:: Records shown ::
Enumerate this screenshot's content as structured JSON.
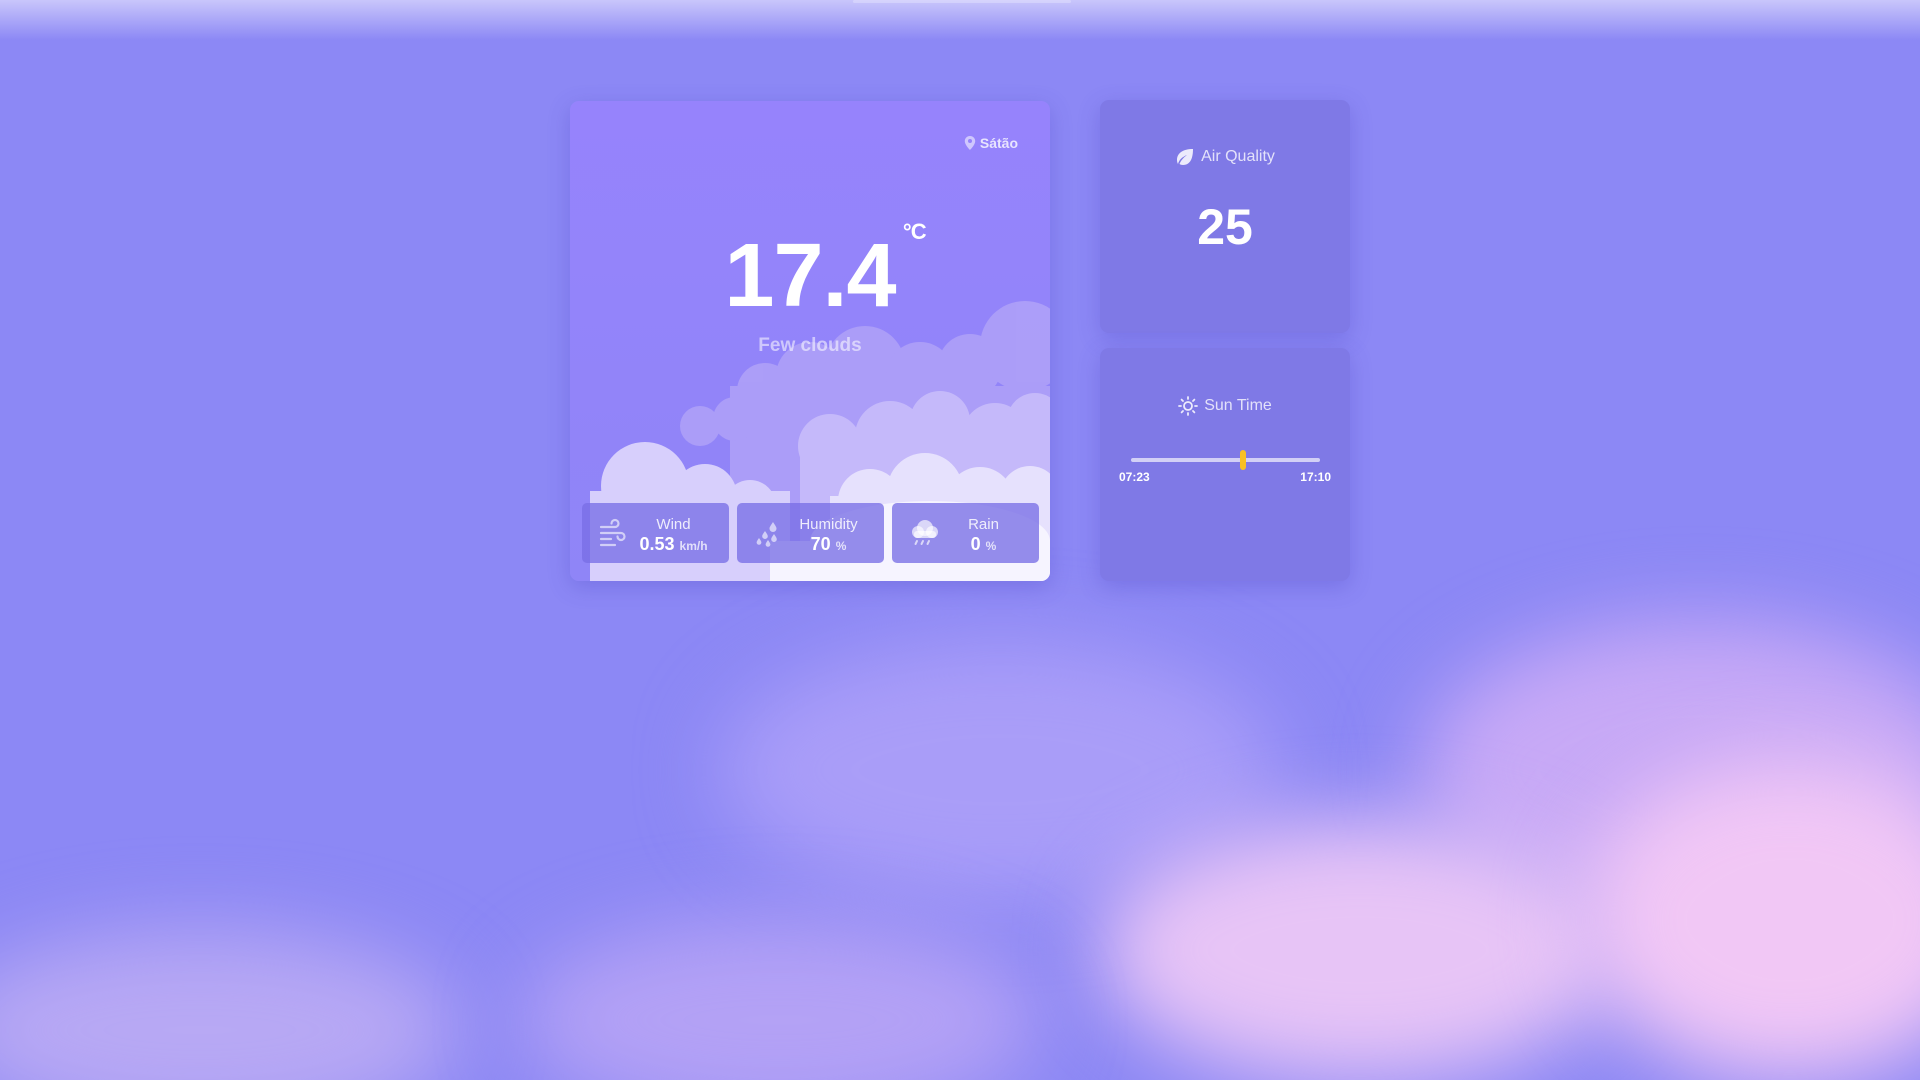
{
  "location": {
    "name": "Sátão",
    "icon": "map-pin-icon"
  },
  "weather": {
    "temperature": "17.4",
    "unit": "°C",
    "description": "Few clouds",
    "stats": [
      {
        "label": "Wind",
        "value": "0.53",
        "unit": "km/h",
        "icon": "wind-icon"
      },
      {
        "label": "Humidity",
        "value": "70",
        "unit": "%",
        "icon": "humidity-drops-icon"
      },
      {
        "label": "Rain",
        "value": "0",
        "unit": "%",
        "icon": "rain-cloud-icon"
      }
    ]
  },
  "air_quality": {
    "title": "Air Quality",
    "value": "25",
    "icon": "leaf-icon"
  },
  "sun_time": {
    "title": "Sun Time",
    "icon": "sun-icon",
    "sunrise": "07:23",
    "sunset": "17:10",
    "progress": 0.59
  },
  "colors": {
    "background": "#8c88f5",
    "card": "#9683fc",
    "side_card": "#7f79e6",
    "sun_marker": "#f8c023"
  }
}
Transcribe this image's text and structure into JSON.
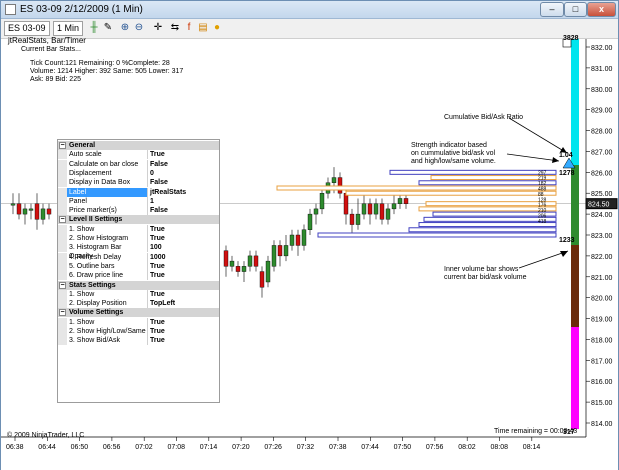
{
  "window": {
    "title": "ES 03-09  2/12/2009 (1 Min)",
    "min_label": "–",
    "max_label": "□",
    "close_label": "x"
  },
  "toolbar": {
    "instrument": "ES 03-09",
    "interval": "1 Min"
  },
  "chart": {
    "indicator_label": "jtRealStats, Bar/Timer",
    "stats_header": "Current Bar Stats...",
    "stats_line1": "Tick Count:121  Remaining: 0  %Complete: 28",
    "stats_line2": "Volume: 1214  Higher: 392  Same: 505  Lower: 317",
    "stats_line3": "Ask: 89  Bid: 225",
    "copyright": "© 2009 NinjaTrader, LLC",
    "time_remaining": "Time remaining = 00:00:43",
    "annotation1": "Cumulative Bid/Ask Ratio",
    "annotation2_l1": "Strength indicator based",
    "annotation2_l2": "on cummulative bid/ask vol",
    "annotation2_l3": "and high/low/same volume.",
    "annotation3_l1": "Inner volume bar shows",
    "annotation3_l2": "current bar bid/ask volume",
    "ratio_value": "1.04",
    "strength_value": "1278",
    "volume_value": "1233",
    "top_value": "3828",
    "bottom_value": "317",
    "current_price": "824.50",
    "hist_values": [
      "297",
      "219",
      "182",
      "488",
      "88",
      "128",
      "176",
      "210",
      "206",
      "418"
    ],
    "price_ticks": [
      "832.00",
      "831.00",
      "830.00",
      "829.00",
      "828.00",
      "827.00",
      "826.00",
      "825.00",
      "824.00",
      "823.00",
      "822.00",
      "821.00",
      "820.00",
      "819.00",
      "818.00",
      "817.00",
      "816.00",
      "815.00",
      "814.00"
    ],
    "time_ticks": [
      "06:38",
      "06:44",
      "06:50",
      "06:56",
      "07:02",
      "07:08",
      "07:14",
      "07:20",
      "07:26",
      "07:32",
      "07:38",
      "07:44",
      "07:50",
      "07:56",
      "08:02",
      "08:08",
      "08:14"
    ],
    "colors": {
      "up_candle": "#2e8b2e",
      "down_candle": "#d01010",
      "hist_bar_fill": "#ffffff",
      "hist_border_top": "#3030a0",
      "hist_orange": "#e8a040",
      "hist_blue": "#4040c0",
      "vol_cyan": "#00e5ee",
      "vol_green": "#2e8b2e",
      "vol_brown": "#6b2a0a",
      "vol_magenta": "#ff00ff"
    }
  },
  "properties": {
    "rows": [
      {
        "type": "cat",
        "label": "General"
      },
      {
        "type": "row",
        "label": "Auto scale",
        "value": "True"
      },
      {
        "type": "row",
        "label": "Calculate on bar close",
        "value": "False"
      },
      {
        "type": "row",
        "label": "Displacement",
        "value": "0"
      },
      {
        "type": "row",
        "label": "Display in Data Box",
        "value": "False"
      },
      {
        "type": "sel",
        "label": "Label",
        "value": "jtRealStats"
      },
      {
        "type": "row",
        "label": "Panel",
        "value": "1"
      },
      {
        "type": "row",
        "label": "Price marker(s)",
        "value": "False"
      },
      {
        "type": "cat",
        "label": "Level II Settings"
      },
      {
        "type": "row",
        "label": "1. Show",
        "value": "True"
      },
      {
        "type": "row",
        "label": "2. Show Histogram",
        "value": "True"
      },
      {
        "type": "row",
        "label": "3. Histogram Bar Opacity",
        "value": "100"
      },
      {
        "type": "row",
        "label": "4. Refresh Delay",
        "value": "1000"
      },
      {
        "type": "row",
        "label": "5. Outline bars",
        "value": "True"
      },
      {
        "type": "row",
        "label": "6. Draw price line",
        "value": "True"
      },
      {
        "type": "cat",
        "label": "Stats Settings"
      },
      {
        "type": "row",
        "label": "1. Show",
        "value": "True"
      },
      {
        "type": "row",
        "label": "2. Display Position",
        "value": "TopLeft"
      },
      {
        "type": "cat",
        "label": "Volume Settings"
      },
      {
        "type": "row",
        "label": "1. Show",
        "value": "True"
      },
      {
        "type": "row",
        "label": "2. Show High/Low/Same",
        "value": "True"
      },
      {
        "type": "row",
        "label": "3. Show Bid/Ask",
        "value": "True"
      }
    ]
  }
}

:: Aim of the exercise ::
Retype every entry verbatim and exclude the pictures from the copy.

:: Solved problem ::
Enumerate this screenshot's content as structured JSON.
{
  "location": {
    "name": "Sátão",
    "icon": "map-pin-icon"
  },
  "weather": {
    "temperature": "17.4",
    "unit": "°C",
    "description": "Few clouds",
    "stats": [
      {
        "label": "Wind",
        "value": "0.53",
        "unit": "km/h",
        "icon": "wind-icon"
      },
      {
        "label": "Humidity",
        "value": "70",
        "unit": "%",
        "icon": "humidity-drops-icon"
      },
      {
        "label": "Rain",
        "value": "0",
        "unit": "%",
        "icon": "rain-cloud-icon"
      }
    ]
  },
  "air_quality": {
    "title": "Air Quality",
    "value": "25",
    "icon": "leaf-icon"
  },
  "sun_time": {
    "title": "Sun Time",
    "icon": "sun-icon",
    "sunrise": "07:23",
    "sunset": "17:10",
    "progress": 0.59
  },
  "colors": {
    "background": "#8c88f5",
    "card": "#9683fc",
    "side_card": "#7f79e6",
    "sun_marker": "#f8c023"
  }
}
Transcribe this image's text and structure into JSON.
{
  "window": {
    "title": "ES 03-09  2/12/2009 (1 Min)",
    "min_label": "–",
    "max_label": "□",
    "close_label": "x"
  },
  "toolbar": {
    "instrument": "ES 03-09",
    "interval": "1 Min"
  },
  "chart": {
    "indicator_label": "jtRealStats, Bar/Timer",
    "stats_header": "Current Bar Stats...",
    "stats_line1": "Tick Count:121  Remaining: 0  %Complete: 28",
    "stats_line2": "Volume: 1214  Higher: 392  Same: 505  Lower: 317",
    "stats_line3": "Ask: 89  Bid: 225",
    "copyright": "© 2009 NinjaTrader, LLC",
    "time_remaining": "Time remaining = 00:00:43",
    "annotation1": "Cumulative Bid/Ask Ratio",
    "annotation2_l1": "Strength indicator based",
    "annotation2_l2": "on cummulative bid/ask vol",
    "annotation2_l3": "and high/low/same volume.",
    "annotation3_l1": "Inner volume bar shows",
    "annotation3_l2": "current bar bid/ask volume",
    "ratio_value": "1.04",
    "strength_value": "1278",
    "volume_value": "1233",
    "top_value": "3828",
    "bottom_value": "317",
    "current_price": "824.50",
    "hist_values": [
      "297",
      "219",
      "182",
      "488",
      "88",
      "128",
      "176",
      "210",
      "206",
      "418"
    ],
    "price_ticks": [
      "832.00",
      "831.00",
      "830.00",
      "829.00",
      "828.00",
      "827.00",
      "826.00",
      "825.00",
      "824.00",
      "823.00",
      "822.00",
      "821.00",
      "820.00",
      "819.00",
      "818.00",
      "817.00",
      "816.00",
      "815.00",
      "814.00"
    ],
    "time_ticks": [
      "06:38",
      "06:44",
      "06:50",
      "06:56",
      "07:02",
      "07:08",
      "07:14",
      "07:20",
      "07:26",
      "07:32",
      "07:38",
      "07:44",
      "07:50",
      "07:56",
      "08:02",
      "08:08",
      "08:14"
    ],
    "colors": {
      "up_candle": "#2e8b2e",
      "down_candle": "#d01010",
      "hist_bar_fill": "#ffffff",
      "hist_border_top": "#3030a0",
      "hist_orange": "#e8a040",
      "hist_blue": "#4040c0",
      "vol_cyan": "#00e5ee",
      "vol_green": "#2e8b2e",
      "vol_brown": "#6b2a0a",
      "vol_magenta": "#ff00ff"
    }
  },
  "properties": {
    "rows": [
      {
        "type": "cat",
        "label": "General"
      },
      {
        "type": "row",
        "label": "Auto scale",
        "value": "True"
      },
      {
        "type": "row",
        "label": "Calculate on bar close",
        "value": "False"
      },
      {
        "type": "row",
        "label": "Displacement",
        "value": "0"
      },
      {
        "type": "row",
        "label": "Display in Data Box",
        "value": "False"
      },
      {
        "type": "sel",
        "label": "Label",
        "value": "jtRealStats"
      },
      {
        "type": "row",
        "label": "Panel",
        "value": "1"
      },
      {
        "type": "row",
        "label": "Price marker(s)",
        "value": "False"
      },
      {
        "type": "cat",
        "label": "Level II Settings"
      },
      {
        "type": "row",
        "label": "1. Show",
        "value": "True"
      },
      {
        "type": "row",
        "label": "2. Show Histogram",
        "value": "True"
      },
      {
        "type": "row",
        "label": "3. Histogram Bar Opacity",
        "value": "100"
      },
      {
        "type": "row",
        "label": "4. Refresh Delay",
        "value": "1000"
      },
      {
        "type": "row",
        "label": "5. Outline bars",
        "value": "True"
      },
      {
        "type": "row",
        "label": "6. Draw price line",
        "value": "True"
      },
      {
        "type": "cat",
        "label": "Stats Settings"
      },
      {
        "type": "row",
        "label": "1. Show",
        "value": "True"
      },
      {
        "type": "row",
        "label": "2. Display Position",
        "value": "TopLeft"
      },
      {
        "type": "cat",
        "label": "Volume Settings"
      },
      {
        "type": "row",
        "label": "1. Show",
        "value": "True"
      },
      {
        "type": "row",
        "label": "2. Show High/Low/Same",
        "value": "True"
      },
      {
        "type": "row",
        "label": "3. Show Bid/Ask",
        "value": "True"
      }
    ]
  }
}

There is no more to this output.